--- start TASK INPUT ---

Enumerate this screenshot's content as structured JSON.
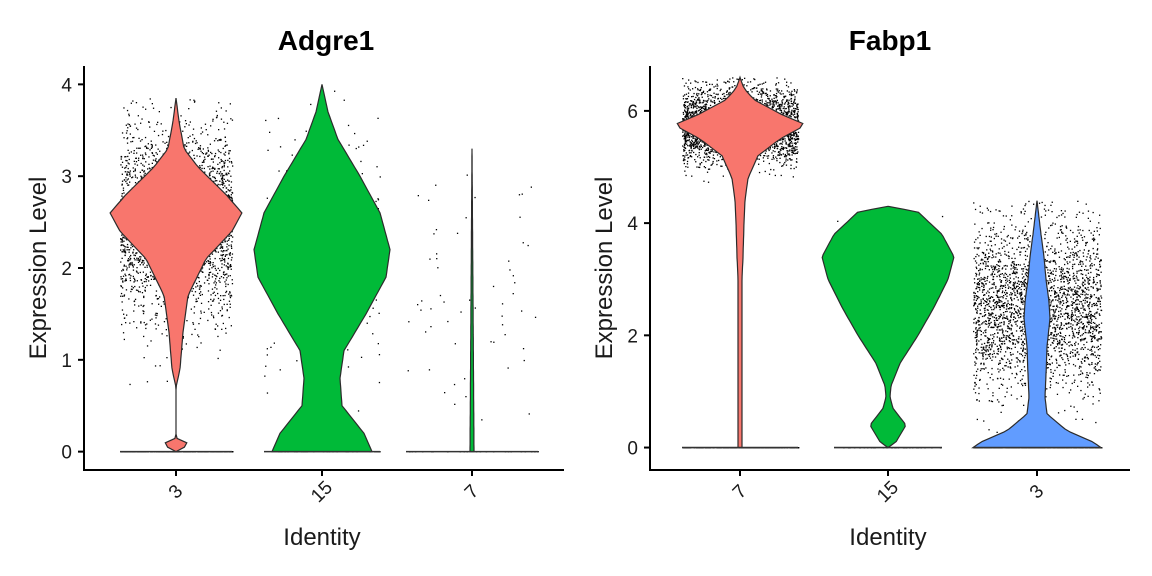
{
  "chart_data": [
    {
      "type": "violin",
      "title": "Adgre1",
      "xlabel": "Identity",
      "ylabel": "Expression Level",
      "categories": [
        "3",
        "15",
        "7"
      ],
      "ylim": [
        -0.2,
        4.2
      ],
      "yticks": [
        0,
        1,
        2,
        3,
        4
      ],
      "colors": [
        "#F8766D",
        "#00BA38",
        "#00BA38"
      ],
      "series": [
        {
          "group": "3",
          "mode": 2.5,
          "max": 3.85,
          "secondary_mode": 0.0,
          "approx_cells": 2600,
          "zeros": true
        },
        {
          "group": "15",
          "mode": 2.2,
          "max": 4.0,
          "secondary_mode": 0.25,
          "approx_cells": 200,
          "zeros": true
        },
        {
          "group": "7",
          "mode": 0.0,
          "max": 3.3,
          "approx_cells": 60,
          "zeros": true
        }
      ]
    },
    {
      "type": "violin",
      "title": "Fabp1",
      "xlabel": "Identity",
      "ylabel": "Expression Level",
      "categories": [
        "7",
        "15",
        "3"
      ],
      "ylim": [
        -0.4,
        6.8
      ],
      "yticks": [
        0,
        2,
        4,
        6
      ],
      "colors": [
        "#F8766D",
        "#00BA38",
        "#619CFF"
      ],
      "series": [
        {
          "group": "7",
          "mode": 5.75,
          "max": 6.6,
          "approx_cells": 3000,
          "zeros": true
        },
        {
          "group": "15",
          "mode": 3.4,
          "max": 4.3,
          "secondary_mode": 0.3,
          "approx_cells": 200,
          "zeros": true
        },
        {
          "group": "3",
          "mode": 2.5,
          "max": 4.4,
          "secondary_mode": 0.05,
          "approx_cells": 2600,
          "zeros": true
        }
      ]
    }
  ]
}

--- end TASK INPUT ---

◆ THE REQUEST ◆
Leave every image out, and retype the material exactly.

◆ RESULT ◆
Enumerate this screenshot's content as structured JSON.
{
  "chart_data": [
    {
      "type": "violin",
      "title": "Adgre1",
      "xlabel": "Identity",
      "ylabel": "Expression Level",
      "categories": [
        "3",
        "15",
        "7"
      ],
      "ylim": [
        -0.2,
        4.2
      ],
      "yticks": [
        0,
        1,
        2,
        3,
        4
      ],
      "colors": [
        "#F8766D",
        "#00BA38",
        "#00BA38"
      ],
      "series": [
        {
          "group": "3",
          "mode": 2.5,
          "max": 3.85,
          "secondary_mode": 0.0,
          "approx_cells": 2600,
          "zeros": true
        },
        {
          "group": "15",
          "mode": 2.2,
          "max": 4.0,
          "secondary_mode": 0.25,
          "approx_cells": 200,
          "zeros": true
        },
        {
          "group": "7",
          "mode": 0.0,
          "max": 3.3,
          "approx_cells": 60,
          "zeros": true
        }
      ]
    },
    {
      "type": "violin",
      "title": "Fabp1",
      "xlabel": "Identity",
      "ylabel": "Expression Level",
      "categories": [
        "7",
        "15",
        "3"
      ],
      "ylim": [
        -0.4,
        6.8
      ],
      "yticks": [
        0,
        2,
        4,
        6
      ],
      "colors": [
        "#F8766D",
        "#00BA38",
        "#619CFF"
      ],
      "series": [
        {
          "group": "7",
          "mode": 5.75,
          "max": 6.6,
          "approx_cells": 3000,
          "zeros": true
        },
        {
          "group": "15",
          "mode": 3.4,
          "max": 4.3,
          "secondary_mode": 0.3,
          "approx_cells": 200,
          "zeros": true
        },
        {
          "group": "3",
          "mode": 2.5,
          "max": 4.4,
          "secondary_mode": 0.05,
          "approx_cells": 2600,
          "zeros": true
        }
      ]
    }
  ]
}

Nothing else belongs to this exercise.